▶ **Saved data entries**:
════════════════
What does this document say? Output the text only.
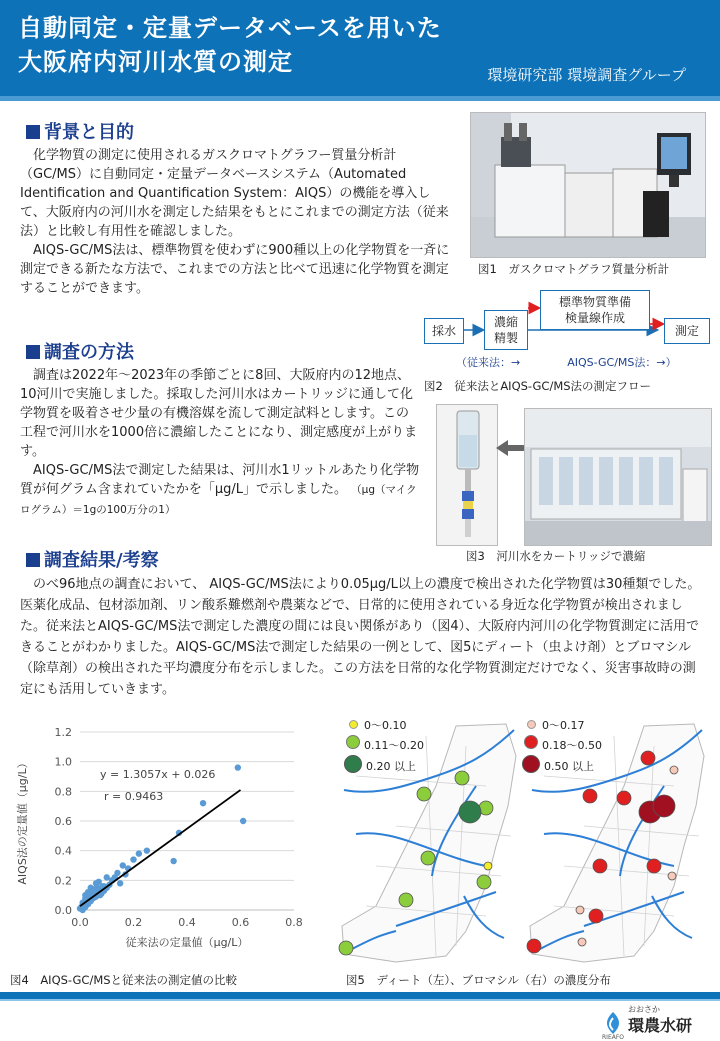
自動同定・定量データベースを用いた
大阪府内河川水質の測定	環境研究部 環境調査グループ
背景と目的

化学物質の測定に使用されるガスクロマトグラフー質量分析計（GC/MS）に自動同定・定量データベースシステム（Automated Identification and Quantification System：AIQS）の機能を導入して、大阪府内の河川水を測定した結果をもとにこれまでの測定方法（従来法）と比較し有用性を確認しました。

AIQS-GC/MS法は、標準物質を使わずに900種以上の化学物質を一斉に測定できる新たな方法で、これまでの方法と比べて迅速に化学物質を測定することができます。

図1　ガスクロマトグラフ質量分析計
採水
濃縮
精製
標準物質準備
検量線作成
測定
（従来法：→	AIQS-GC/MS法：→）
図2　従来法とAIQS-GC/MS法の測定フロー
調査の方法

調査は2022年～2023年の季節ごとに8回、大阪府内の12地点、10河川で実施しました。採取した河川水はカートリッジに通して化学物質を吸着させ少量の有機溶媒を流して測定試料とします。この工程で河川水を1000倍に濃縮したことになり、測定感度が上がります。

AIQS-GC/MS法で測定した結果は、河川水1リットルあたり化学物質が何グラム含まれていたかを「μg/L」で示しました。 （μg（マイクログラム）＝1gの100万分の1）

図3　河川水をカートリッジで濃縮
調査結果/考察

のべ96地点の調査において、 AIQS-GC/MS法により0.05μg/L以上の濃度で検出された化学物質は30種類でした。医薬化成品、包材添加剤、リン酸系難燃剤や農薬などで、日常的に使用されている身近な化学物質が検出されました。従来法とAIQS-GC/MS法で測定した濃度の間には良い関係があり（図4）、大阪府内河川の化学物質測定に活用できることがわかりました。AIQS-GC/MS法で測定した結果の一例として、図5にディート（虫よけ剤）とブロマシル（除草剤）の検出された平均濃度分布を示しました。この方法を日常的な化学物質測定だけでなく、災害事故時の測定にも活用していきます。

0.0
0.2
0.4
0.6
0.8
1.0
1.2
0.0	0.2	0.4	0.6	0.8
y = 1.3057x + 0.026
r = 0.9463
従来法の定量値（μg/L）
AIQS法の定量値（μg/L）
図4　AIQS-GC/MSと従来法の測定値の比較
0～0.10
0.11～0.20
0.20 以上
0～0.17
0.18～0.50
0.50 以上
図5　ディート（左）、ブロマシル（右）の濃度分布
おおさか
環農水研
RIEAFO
════════════════
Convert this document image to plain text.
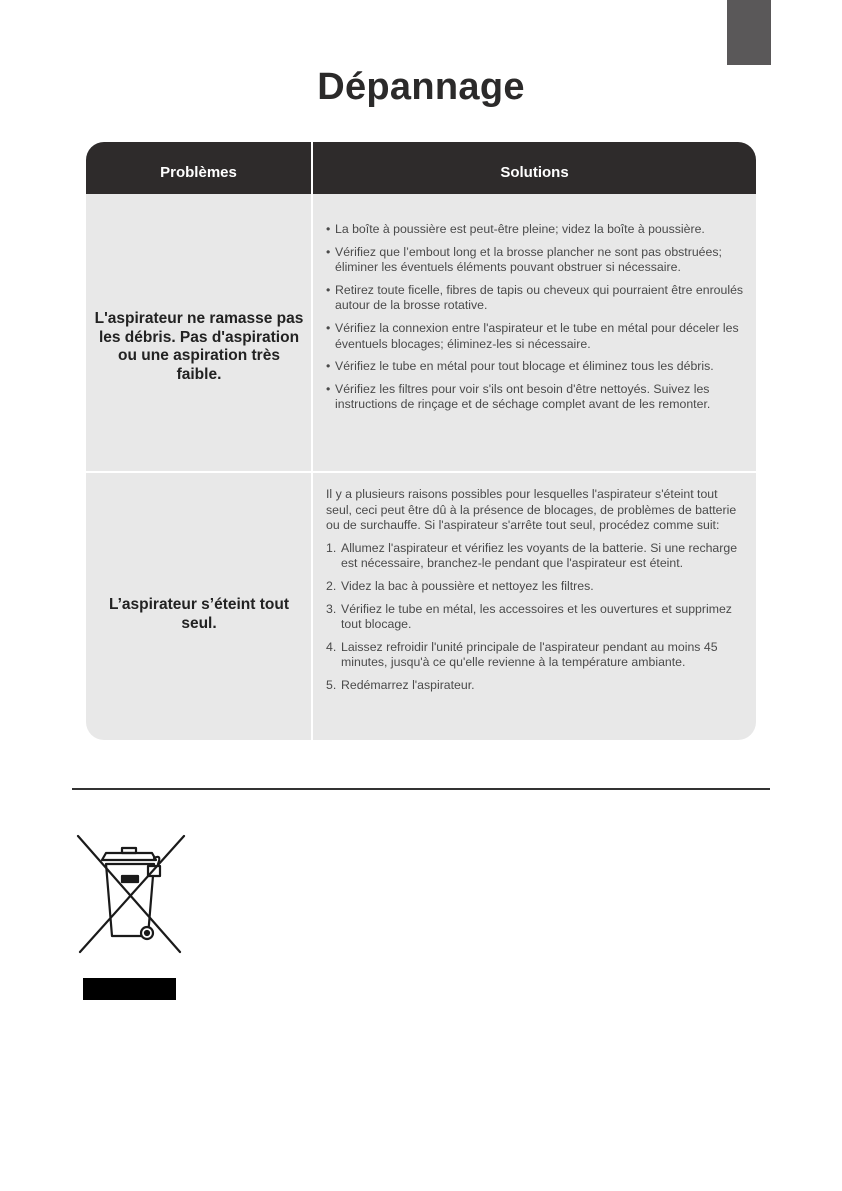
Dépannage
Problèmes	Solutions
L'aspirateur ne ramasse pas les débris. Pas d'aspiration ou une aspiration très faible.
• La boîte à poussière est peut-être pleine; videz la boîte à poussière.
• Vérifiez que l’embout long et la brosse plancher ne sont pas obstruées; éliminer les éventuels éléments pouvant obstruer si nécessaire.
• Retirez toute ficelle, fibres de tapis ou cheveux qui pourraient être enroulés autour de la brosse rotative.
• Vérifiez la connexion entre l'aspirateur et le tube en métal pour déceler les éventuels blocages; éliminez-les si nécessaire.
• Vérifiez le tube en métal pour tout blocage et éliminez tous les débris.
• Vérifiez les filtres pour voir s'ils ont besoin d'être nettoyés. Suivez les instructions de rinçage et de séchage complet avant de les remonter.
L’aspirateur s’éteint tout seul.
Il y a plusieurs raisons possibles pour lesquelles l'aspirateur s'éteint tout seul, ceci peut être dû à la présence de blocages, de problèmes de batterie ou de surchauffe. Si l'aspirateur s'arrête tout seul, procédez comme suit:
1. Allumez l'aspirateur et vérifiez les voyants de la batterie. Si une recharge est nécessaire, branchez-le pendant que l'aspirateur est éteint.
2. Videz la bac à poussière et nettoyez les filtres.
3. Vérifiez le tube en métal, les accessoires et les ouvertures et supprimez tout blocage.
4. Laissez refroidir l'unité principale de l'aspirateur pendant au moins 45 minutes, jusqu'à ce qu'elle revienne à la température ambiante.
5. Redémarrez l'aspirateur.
════════════════
Check each line above for the word "従来法とAIQS", and copy the lines where it appears.

図2　従来法とAIQS-GC/MS法の測定フロー
のべ96地点の調査において、 AIQS-GC/MS法により0.05μg/L以上の濃度で検出された化学物質は30種類でした。医薬化成品、包材添加剤、リン酸系難燃剤や農薬などで、日常的に使用されている身近な化学物質が検出されました。従来法とAIQS-GC/MS法で測定した濃度の間には良い関係があり（図4）、大阪府内河川の化学物質測定に活用できることがわかりました。AIQS-GC/MS法で測定した結果の一例として、図5にディート（虫よけ剤）とブロマシル（除草剤）の検出された平均濃度分布を示しました。この方法を日常的な化学物質測定だけでなく、災害事故時の測定にも活用していきます。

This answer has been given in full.